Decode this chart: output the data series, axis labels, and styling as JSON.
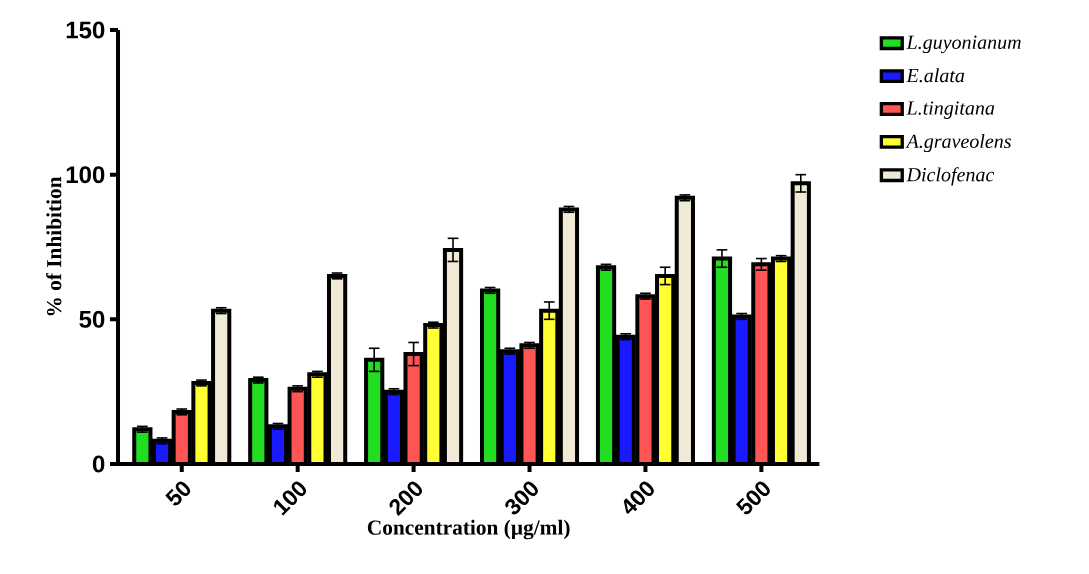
{
  "chart_data": {
    "type": "bar",
    "xlabel": "Concentration (µg/ml)",
    "ylabel": "% of Inhibition",
    "categories": [
      "50",
      "100",
      "200",
      "300",
      "400",
      "500"
    ],
    "series": [
      {
        "name": "L.guyonianum",
        "color": "#22dd22",
        "values": [
          12,
          29,
          36,
          60,
          68,
          71
        ],
        "errors": [
          1,
          1,
          4,
          1,
          1,
          3
        ]
      },
      {
        "name": "E.alata",
        "color": "#1a1aff",
        "values": [
          8,
          13,
          25,
          39,
          44,
          51
        ],
        "errors": [
          1,
          1,
          1,
          1,
          1,
          1
        ]
      },
      {
        "name": "L.tingitana",
        "color": "#ff5555",
        "values": [
          18,
          26,
          38,
          41,
          58,
          69
        ],
        "errors": [
          1,
          1,
          4,
          1,
          1,
          2
        ]
      },
      {
        "name": "A.graveolens",
        "color": "#ffff33",
        "values": [
          28,
          31,
          48,
          53,
          65,
          71
        ],
        "errors": [
          1,
          1,
          1,
          3,
          3,
          1
        ]
      },
      {
        "name": "Diclofenac",
        "color": "#efe9d6",
        "values": [
          53,
          65,
          74,
          88,
          92,
          97
        ],
        "errors": [
          1,
          1,
          4,
          1,
          1,
          3
        ]
      }
    ],
    "ylim": [
      0,
      150
    ],
    "yticks": [
      0,
      50,
      100,
      150
    ],
    "legend": "top right"
  }
}
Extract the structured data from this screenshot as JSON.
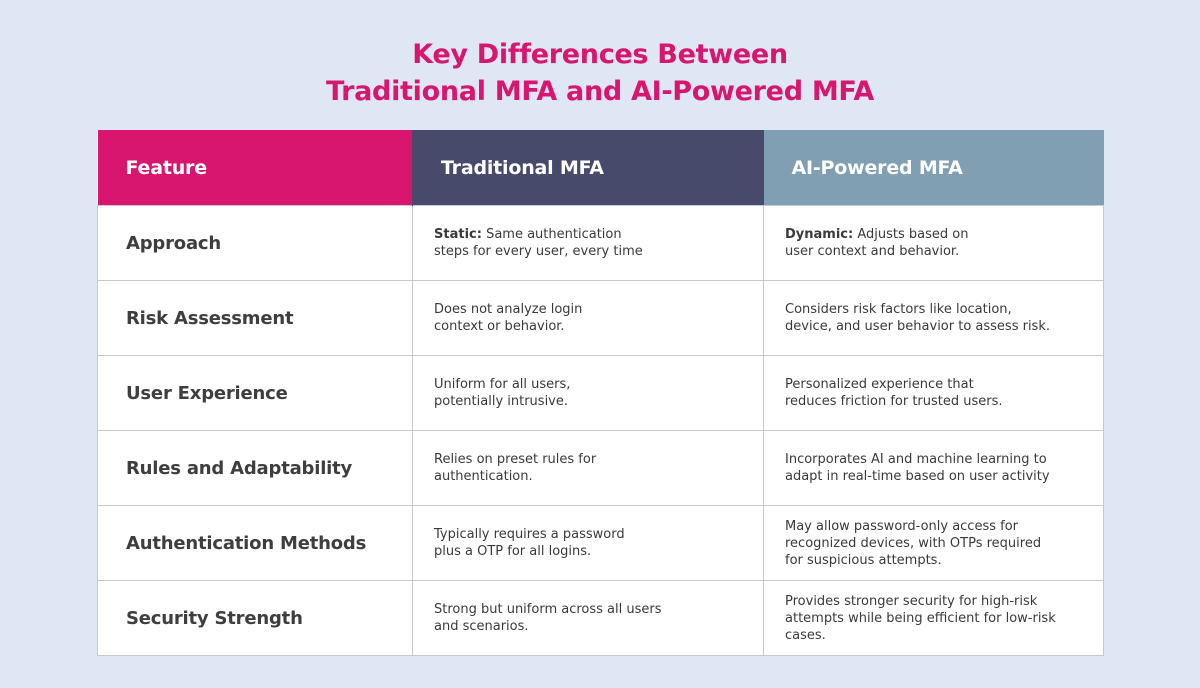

--

* _TASK INSTRUCTIONS_
Go through the entries above and print each one exactly, minus the pictures.

* _TASK RESULT_
Decode this chart: output the data series, axis labels, and styling as JSON.
{
  "chart_data": {
    "type": "bar",
    "xlabel": "Concentration (µg/ml)",
    "ylabel": "% of Inhibition",
    "categories": [
      "50",
      "100",
      "200",
      "300",
      "400",
      "500"
    ],
    "series": [
      {
        "name": "L.guyonianum",
        "color": "#22dd22",
        "values": [
          12,
          29,
          36,
          60,
          68,
          71
        ],
        "errors": [
          1,
          1,
          4,
          1,
          1,
          3
        ]
      },
      {
        "name": "E.alata",
        "color": "#1a1aff",
        "values": [
          8,
          13,
          25,
          39,
          44,
          51
        ],
        "errors": [
          1,
          1,
          1,
          1,
          1,
          1
        ]
      },
      {
        "name": "L.tingitana",
        "color": "#ff5555",
        "values": [
          18,
          26,
          38,
          41,
          58,
          69
        ],
        "errors": [
          1,
          1,
          4,
          1,
          1,
          2
        ]
      },
      {
        "name": "A.graveolens",
        "color": "#ffff33",
        "values": [
          28,
          31,
          48,
          53,
          65,
          71
        ],
        "errors": [
          1,
          1,
          1,
          3,
          3,
          1
        ]
      },
      {
        "name": "Diclofenac",
        "color": "#efe9d6",
        "values": [
          53,
          65,
          74,
          88,
          92,
          97
        ],
        "errors": [
          1,
          1,
          4,
          1,
          1,
          3
        ]
      }
    ],
    "ylim": [
      0,
      150
    ],
    "yticks": [
      0,
      50,
      100,
      150
    ],
    "legend": "top right"
  }
}
Extract the structured data from this screenshot as JSON.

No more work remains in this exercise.